§ **GIVEN TASK**
Extract each line of the records below that contains the word "хранения".

☆ ☆ ☆

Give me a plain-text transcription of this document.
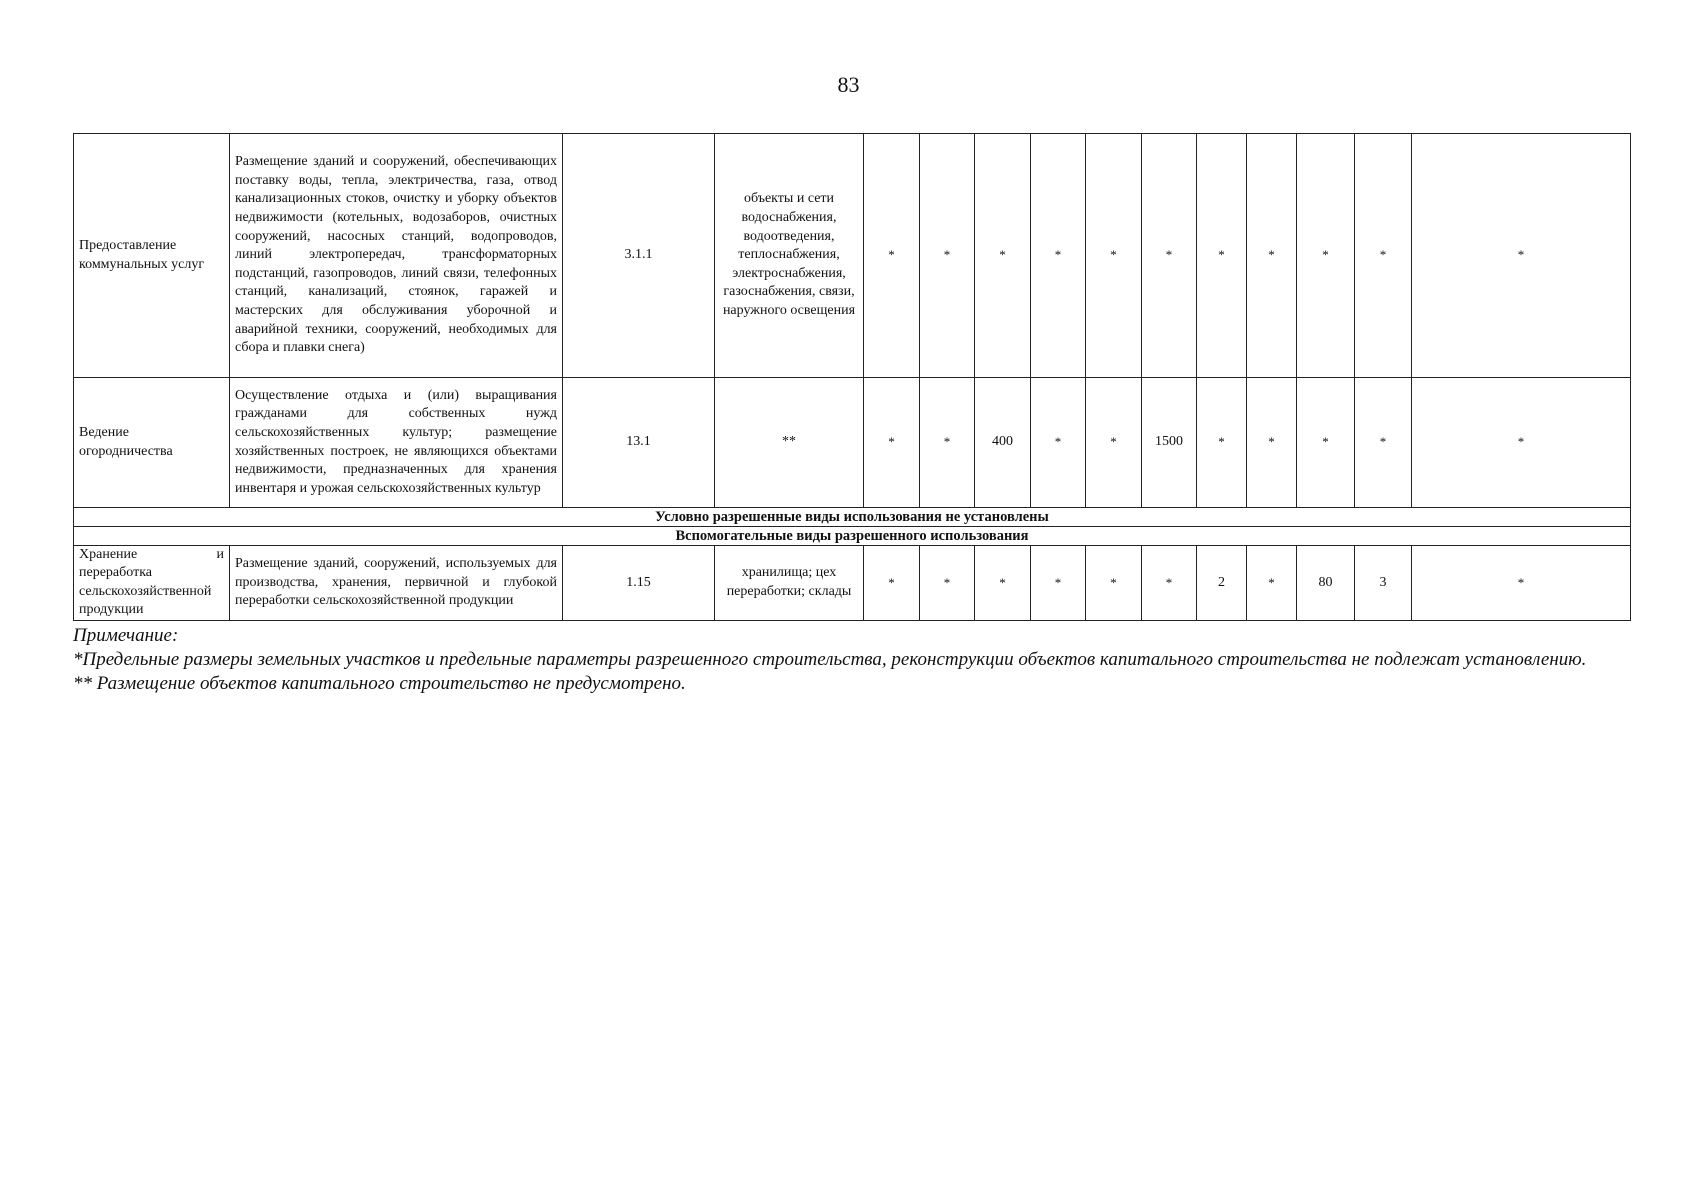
83
Предоставление коммунальных услуг	Размещение зданий и сооружений, обеспечивающих поставку воды, тепла, электричества, газа, отвод канализационных стоков, очистку и уборку объектов недвижимости (котельных, водозаборов, очистных сооружений, насосных станций, водопроводов, линий электропередач, трансформаторных подстанций, газопроводов, линий связи, телефонных станций, канализаций, стоянок, гаражей и мастерских для обслуживания уборочной и аварийной техники, сооружений, необходимых для сбора и плавки снега)	3.1.1	объекты и сети водоснабжения, водоотведения, теплоснабжения, электроснабжения, газоснабжения, связи, наружного освещения	*	*	*	*	*	*	*	*	*	*	*
Ведение огородничества	Осуществление отдыха и (или) выращивания гражданами для собственных нужд сельскохозяйственных культур; размещение хозяйственных построек, не являющихся объектами недвижимости, предназначенных для хранения инвентаря и урожая сельскохозяйственных культур	13.1	**	*	*	400	*	*	1500	*	*	*	*	*
Условно разрешенные виды использования не установлены														
Вспомогательные виды разрешенного использования														
Хранение и переработка сельскохозяйственной продукции	Размещение зданий, сооружений, используемых для производства, хранения, первичной и глубокой переработки сельскохозяйственной продукции	1.15	хранилища; цех переработки; склады	*	*	*	*	*	*	2	*	80	3	*

Примечание:

*Предельные размеры земельных участков и предельные параметры разрешенного строительства, реконструкции объектов капитального строительства не подлежат установлению.

** Размещение объектов капитального строительство не предусмотрено.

☆ ☆ ☆

§ **RESPONSE TO THE TASK**
Ведение огородничества	Осуществление отдыха и (или) выращивания гражданами для собственных нужд сельскохозяйственных культур; размещение хозяйственных построек, не являющихся объектами недвижимости, предназначенных для хранения инвентаря и урожая сельскохозяйственных культур	13.1	**	*	*	400	*	*	1500	*	*	*	*	*
Хранение и переработка сельскохозяйственной продукции	Размещение зданий, сооружений, используемых для производства, хранения, первичной и глубокой переработки сельскохозяйственной продукции	1.15	хранилища; цех переработки; склады	*	*	*	*	*	*	2	*	80	3	*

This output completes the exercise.